Do this:
Quote the entries in full, character for character, without their images.

Rows from a dataset
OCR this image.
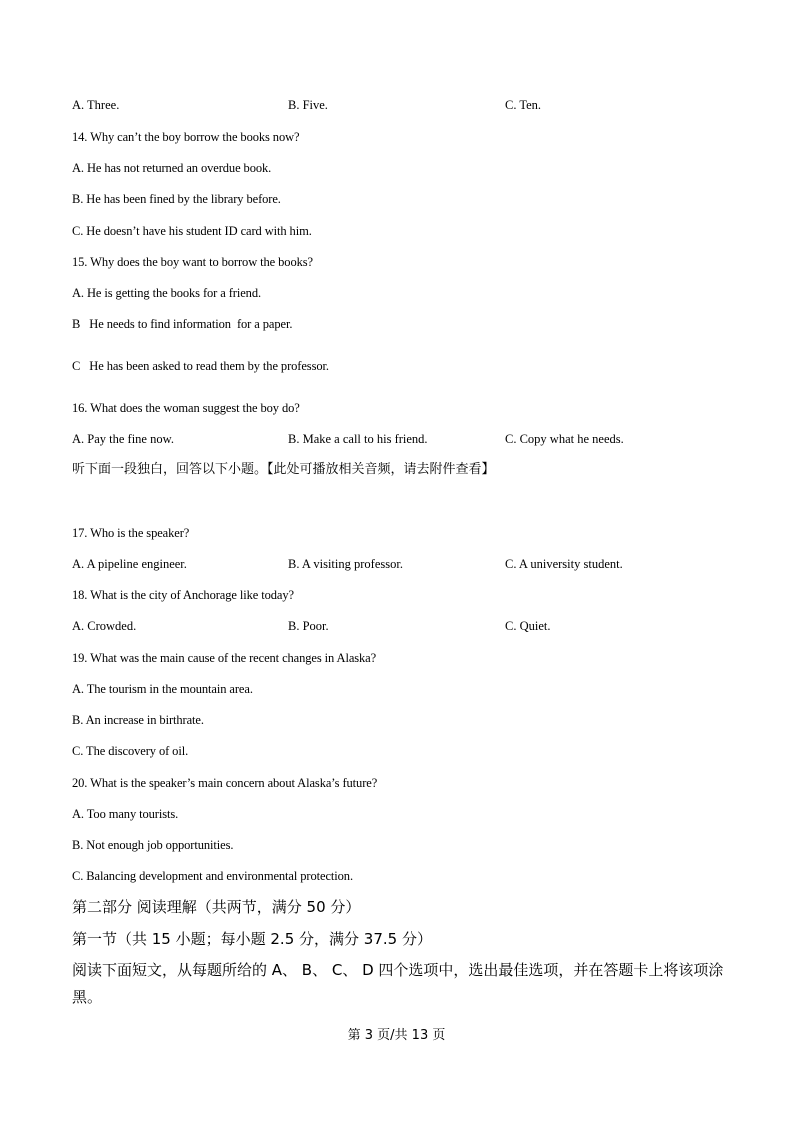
A. Three.	B. Five.	C. Ten.
14. Why can’t the boy borrow the books now?
A. He has not returned an overdue book.
B. He has been fined by the library before.
C. He doesn’t have his student ID card with him.
15. Why does the boy want to borrow the books?
A. He is getting the books for a friend.
B   He needs to find information  for a paper.
C   He has been asked to read them by the professor.
16. What does the woman suggest the boy do?
A. Pay the fine now.	B. Make a call to his friend.	C. Copy what he needs.
听下面一段独白，回答以下小题。【此处可播放相关音频，请去附件查看】
17. Who is the speaker?
A. A pipeline engineer.	B. A visiting professor.	C. A university student.
18. What is the city of Anchorage like today?
A. Crowded.	B. Poor.	C. Quiet.
19. What was the main cause of the recent changes in Alaska?
A. The tourism in the mountain area.
B. An increase in birthrate.
C. The discovery of oil.
20. What is the speaker’s main concern about Alaska’s future?
A. Too many tourists.
B. Not enough job opportunities.
C. Balancing development and environmental protection.
第二部分 阅读理解（共两节，满分 50 分）
第一节（共 15 小题；每小题 2.5 分，满分 37.5 分）
阅读下面短文，从每题所给的 A、 B、 C、 D 四个选项中，选出最佳选项，并在答题卡上将该项涂黑。
第 3 页/共 13 页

Result:
OCR this image.
A. Three.	B. Five.	C. Ten.
14. Why can’t the boy borrow the books now?
A. He has not returned an overdue book.
B. He has been fined by the library before.
C. He doesn’t have his student ID card with him.
15. Why does the boy want to borrow the books?
A. He is getting the books for a friend.
B   He needs to find information  for a paper.
C   He has been asked to read them by the professor.
16. What does the woman suggest the boy do?
A. Pay the fine now.	B. Make a call to his friend.	C. Copy what he needs.
听下面一段独白，回答以下小题。【此处可播放相关音频，请去附件查看】
17. Who is the speaker?
A. A pipeline engineer.	B. A visiting professor.	C. A university student.
18. What is the city of Anchorage like today?
A. Crowded.	B. Poor.	C. Quiet.
19. What was the main cause of the recent changes in Alaska?
A. The tourism in the mountain area.
B. An increase in birthrate.
C. The discovery of oil.
20. What is the speaker’s main concern about Alaska’s future?
A. Too many tourists.
B. Not enough job opportunities.
C. Balancing development and environmental protection.
第二部分 阅读理解（共两节，满分 50 分）
第一节（共 15 小题；每小题 2.5 分，满分 37.5 分）
阅读下面短文，从每题所给的 A、 B、 C、 D 四个选项中，选出最佳选项，并在答题卡上将该项涂黑。
第 3 页/共 13 页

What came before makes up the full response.